— START —

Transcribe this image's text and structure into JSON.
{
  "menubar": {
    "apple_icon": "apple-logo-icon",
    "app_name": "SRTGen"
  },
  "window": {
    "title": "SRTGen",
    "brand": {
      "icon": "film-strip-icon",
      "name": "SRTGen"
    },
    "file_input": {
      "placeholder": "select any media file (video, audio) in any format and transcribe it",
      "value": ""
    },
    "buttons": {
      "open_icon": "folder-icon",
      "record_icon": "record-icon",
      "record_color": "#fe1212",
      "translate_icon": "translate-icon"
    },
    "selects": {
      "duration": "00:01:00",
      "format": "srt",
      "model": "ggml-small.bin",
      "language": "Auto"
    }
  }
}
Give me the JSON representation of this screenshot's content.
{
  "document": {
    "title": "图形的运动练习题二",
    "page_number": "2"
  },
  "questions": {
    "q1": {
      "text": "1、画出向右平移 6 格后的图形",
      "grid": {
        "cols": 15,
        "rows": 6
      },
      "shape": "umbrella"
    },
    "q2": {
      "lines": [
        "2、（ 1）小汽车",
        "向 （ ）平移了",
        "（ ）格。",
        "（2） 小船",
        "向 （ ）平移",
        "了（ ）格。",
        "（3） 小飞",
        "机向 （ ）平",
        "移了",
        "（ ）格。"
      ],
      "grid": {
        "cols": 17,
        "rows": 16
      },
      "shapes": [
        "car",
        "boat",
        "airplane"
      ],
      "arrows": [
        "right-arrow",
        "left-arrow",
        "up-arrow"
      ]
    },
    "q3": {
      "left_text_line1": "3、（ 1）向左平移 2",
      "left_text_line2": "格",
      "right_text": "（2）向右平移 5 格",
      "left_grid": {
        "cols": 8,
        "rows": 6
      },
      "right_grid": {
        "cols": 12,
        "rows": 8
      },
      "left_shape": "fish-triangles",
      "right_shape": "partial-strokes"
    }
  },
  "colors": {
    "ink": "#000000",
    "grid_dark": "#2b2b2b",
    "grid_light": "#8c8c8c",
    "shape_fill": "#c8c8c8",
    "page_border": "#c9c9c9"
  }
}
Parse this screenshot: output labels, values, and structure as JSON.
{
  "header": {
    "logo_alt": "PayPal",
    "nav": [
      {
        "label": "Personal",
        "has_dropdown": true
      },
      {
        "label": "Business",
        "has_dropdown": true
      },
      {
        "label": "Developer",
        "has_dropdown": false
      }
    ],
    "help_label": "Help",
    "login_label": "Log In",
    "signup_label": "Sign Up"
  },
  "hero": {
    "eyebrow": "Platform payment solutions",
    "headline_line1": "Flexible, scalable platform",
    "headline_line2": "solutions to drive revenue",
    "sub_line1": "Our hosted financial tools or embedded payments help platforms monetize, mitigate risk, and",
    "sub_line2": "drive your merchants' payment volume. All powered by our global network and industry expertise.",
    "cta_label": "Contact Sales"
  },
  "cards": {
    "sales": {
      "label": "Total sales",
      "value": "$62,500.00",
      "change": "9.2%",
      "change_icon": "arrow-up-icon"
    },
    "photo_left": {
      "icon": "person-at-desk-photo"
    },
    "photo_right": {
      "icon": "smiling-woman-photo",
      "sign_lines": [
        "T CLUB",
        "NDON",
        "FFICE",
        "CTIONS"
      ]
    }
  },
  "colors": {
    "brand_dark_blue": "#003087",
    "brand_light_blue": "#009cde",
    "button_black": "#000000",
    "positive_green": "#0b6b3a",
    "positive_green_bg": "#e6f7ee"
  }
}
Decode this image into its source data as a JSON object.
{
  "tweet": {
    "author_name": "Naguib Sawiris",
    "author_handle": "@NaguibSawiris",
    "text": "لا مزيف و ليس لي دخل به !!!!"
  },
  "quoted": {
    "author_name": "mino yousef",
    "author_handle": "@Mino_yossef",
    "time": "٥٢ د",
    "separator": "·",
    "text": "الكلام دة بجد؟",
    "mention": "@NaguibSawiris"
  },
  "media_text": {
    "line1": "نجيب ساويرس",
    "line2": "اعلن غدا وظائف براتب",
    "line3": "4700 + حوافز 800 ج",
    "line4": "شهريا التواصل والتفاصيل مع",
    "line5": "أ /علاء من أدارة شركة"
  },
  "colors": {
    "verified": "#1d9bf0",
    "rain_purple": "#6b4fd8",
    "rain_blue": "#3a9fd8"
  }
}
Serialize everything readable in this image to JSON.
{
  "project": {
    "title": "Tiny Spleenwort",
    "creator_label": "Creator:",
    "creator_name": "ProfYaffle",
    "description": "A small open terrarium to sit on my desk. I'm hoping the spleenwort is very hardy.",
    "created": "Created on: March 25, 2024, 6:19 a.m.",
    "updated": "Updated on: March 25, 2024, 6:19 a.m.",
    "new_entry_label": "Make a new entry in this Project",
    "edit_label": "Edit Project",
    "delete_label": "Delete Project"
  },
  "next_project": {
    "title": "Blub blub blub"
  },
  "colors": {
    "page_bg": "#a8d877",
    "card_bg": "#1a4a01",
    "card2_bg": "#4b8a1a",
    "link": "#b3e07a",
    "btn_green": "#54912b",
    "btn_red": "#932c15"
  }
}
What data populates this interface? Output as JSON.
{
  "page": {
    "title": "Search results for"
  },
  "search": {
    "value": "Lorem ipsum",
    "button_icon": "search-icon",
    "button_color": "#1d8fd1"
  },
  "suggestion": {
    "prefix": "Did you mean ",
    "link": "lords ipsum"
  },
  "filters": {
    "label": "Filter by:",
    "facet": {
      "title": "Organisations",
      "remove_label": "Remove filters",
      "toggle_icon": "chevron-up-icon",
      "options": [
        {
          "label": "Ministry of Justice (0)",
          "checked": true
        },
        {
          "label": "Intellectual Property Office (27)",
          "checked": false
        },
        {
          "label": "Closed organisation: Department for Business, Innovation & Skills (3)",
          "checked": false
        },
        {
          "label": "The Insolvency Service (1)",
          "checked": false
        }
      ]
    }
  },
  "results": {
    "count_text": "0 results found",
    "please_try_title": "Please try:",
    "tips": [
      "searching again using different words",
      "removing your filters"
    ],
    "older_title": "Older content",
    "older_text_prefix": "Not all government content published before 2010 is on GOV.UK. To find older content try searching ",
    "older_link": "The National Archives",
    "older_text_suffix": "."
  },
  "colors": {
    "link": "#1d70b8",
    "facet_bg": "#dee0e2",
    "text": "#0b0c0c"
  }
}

— END —

◆ Exercise requirements:
Would you write down every record again, exactly?

◆ Solution:
Transcribe this image's text and structure into JSON.
{
  "menubar": {
    "apple_icon": "apple-logo-icon",
    "app_name": "SRTGen"
  },
  "window": {
    "title": "SRTGen",
    "brand": {
      "icon": "film-strip-icon",
      "name": "SRTGen"
    },
    "file_input": {
      "placeholder": "select any media file (video, audio) in any format and transcribe it",
      "value": ""
    },
    "buttons": {
      "open_icon": "folder-icon",
      "record_icon": "record-icon",
      "record_color": "#fe1212",
      "translate_icon": "translate-icon"
    },
    "selects": {
      "duration": "00:01:00",
      "format": "srt",
      "model": "ggml-small.bin",
      "language": "Auto"
    }
  }
}
Give me the JSON representation of this screenshot's content.
{
  "document": {
    "title": "图形的运动练习题二",
    "page_number": "2"
  },
  "questions": {
    "q1": {
      "text": "1、画出向右平移 6 格后的图形",
      "grid": {
        "cols": 15,
        "rows": 6
      },
      "shape": "umbrella"
    },
    "q2": {
      "lines": [
        "2、（ 1）小汽车",
        "向 （ ）平移了",
        "（ ）格。",
        "（2） 小船",
        "向 （ ）平移",
        "了（ ）格。",
        "（3） 小飞",
        "机向 （ ）平",
        "移了",
        "（ ）格。"
      ],
      "grid": {
        "cols": 17,
        "rows": 16
      },
      "shapes": [
        "car",
        "boat",
        "airplane"
      ],
      "arrows": [
        "right-arrow",
        "left-arrow",
        "up-arrow"
      ]
    },
    "q3": {
      "left_text_line1": "3、（ 1）向左平移 2",
      "left_text_line2": "格",
      "right_text": "（2）向右平移 5 格",
      "left_grid": {
        "cols": 8,
        "rows": 6
      },
      "right_grid": {
        "cols": 12,
        "rows": 8
      },
      "left_shape": "fish-triangles",
      "right_shape": "partial-strokes"
    }
  },
  "colors": {
    "ink": "#000000",
    "grid_dark": "#2b2b2b",
    "grid_light": "#8c8c8c",
    "shape_fill": "#c8c8c8",
    "page_border": "#c9c9c9"
  }
}
Parse this screenshot: output labels, values, and structure as JSON.
{
  "header": {
    "logo_alt": "PayPal",
    "nav": [
      {
        "label": "Personal",
        "has_dropdown": true
      },
      {
        "label": "Business",
        "has_dropdown": true
      },
      {
        "label": "Developer",
        "has_dropdown": false
      }
    ],
    "help_label": "Help",
    "login_label": "Log In",
    "signup_label": "Sign Up"
  },
  "hero": {
    "eyebrow": "Platform payment solutions",
    "headline_line1": "Flexible, scalable platform",
    "headline_line2": "solutions to drive revenue",
    "sub_line1": "Our hosted financial tools or embedded payments help platforms monetize, mitigate risk, and",
    "sub_line2": "drive your merchants' payment volume. All powered by our global network and industry expertise.",
    "cta_label": "Contact Sales"
  },
  "cards": {
    "sales": {
      "label": "Total sales",
      "value": "$62,500.00",
      "change": "9.2%",
      "change_icon": "arrow-up-icon"
    },
    "photo_left": {
      "icon": "person-at-desk-photo"
    },
    "photo_right": {
      "icon": "smiling-woman-photo",
      "sign_lines": [
        "T CLUB",
        "NDON",
        "FFICE",
        "CTIONS"
      ]
    }
  },
  "colors": {
    "brand_dark_blue": "#003087",
    "brand_light_blue": "#009cde",
    "button_black": "#000000",
    "positive_green": "#0b6b3a",
    "positive_green_bg": "#e6f7ee"
  }
}
Decode this image into its source data as a JSON object.
{
  "tweet": {
    "author_name": "Naguib Sawiris",
    "author_handle": "@NaguibSawiris",
    "text": "لا مزيف و ليس لي دخل به !!!!"
  },
  "quoted": {
    "author_name": "mino yousef",
    "author_handle": "@Mino_yossef",
    "time": "٥٢ د",
    "separator": "·",
    "text": "الكلام دة بجد؟",
    "mention": "@NaguibSawiris"
  },
  "media_text": {
    "line1": "نجيب ساويرس",
    "line2": "اعلن غدا وظائف براتب",
    "line3": "4700 + حوافز 800 ج",
    "line4": "شهريا التواصل والتفاصيل مع",
    "line5": "أ /علاء من أدارة شركة"
  },
  "colors": {
    "verified": "#1d9bf0",
    "rain_purple": "#6b4fd8",
    "rain_blue": "#3a9fd8"
  }
}
Serialize everything readable in this image to JSON.
{
  "project": {
    "title": "Tiny Spleenwort",
    "creator_label": "Creator:",
    "creator_name": "ProfYaffle",
    "description": "A small open terrarium to sit on my desk. I'm hoping the spleenwort is very hardy.",
    "created": "Created on: March 25, 2024, 6:19 a.m.",
    "updated": "Updated on: March 25, 2024, 6:19 a.m.",
    "new_entry_label": "Make a new entry in this Project",
    "edit_label": "Edit Project",
    "delete_label": "Delete Project"
  },
  "next_project": {
    "title": "Blub blub blub"
  },
  "colors": {
    "page_bg": "#a8d877",
    "card_bg": "#1a4a01",
    "card2_bg": "#4b8a1a",
    "link": "#b3e07a",
    "btn_green": "#54912b",
    "btn_red": "#932c15"
  }
}
What data populates this interface? Output as JSON.
{
  "page": {
    "title": "Search results for"
  },
  "search": {
    "value": "Lorem ipsum",
    "button_icon": "search-icon",
    "button_color": "#1d8fd1"
  },
  "suggestion": {
    "prefix": "Did you mean ",
    "link": "lords ipsum"
  },
  "filters": {
    "label": "Filter by:",
    "facet": {
      "title": "Organisations",
      "remove_label": "Remove filters",
      "toggle_icon": "chevron-up-icon",
      "options": [
        {
          "label": "Ministry of Justice (0)",
          "checked": true
        },
        {
          "label": "Intellectual Property Office (27)",
          "checked": false
        },
        {
          "label": "Closed organisation: Department for Business, Innovation & Skills (3)",
          "checked": false
        },
        {
          "label": "The Insolvency Service (1)",
          "checked": false
        }
      ]
    }
  },
  "results": {
    "count_text": "0 results found",
    "please_try_title": "Please try:",
    "tips": [
      "searching again using different words",
      "removing your filters"
    ],
    "older_title": "Older content",
    "older_text_prefix": "Not all government content published before 2010 is on GOV.UK. To find older content try searching ",
    "older_link": "The National Archives",
    "older_text_suffix": "."
  },
  "colors": {
    "link": "#1d70b8",
    "facet_bg": "#dee0e2",
    "text": "#0b0c0c"
  }
}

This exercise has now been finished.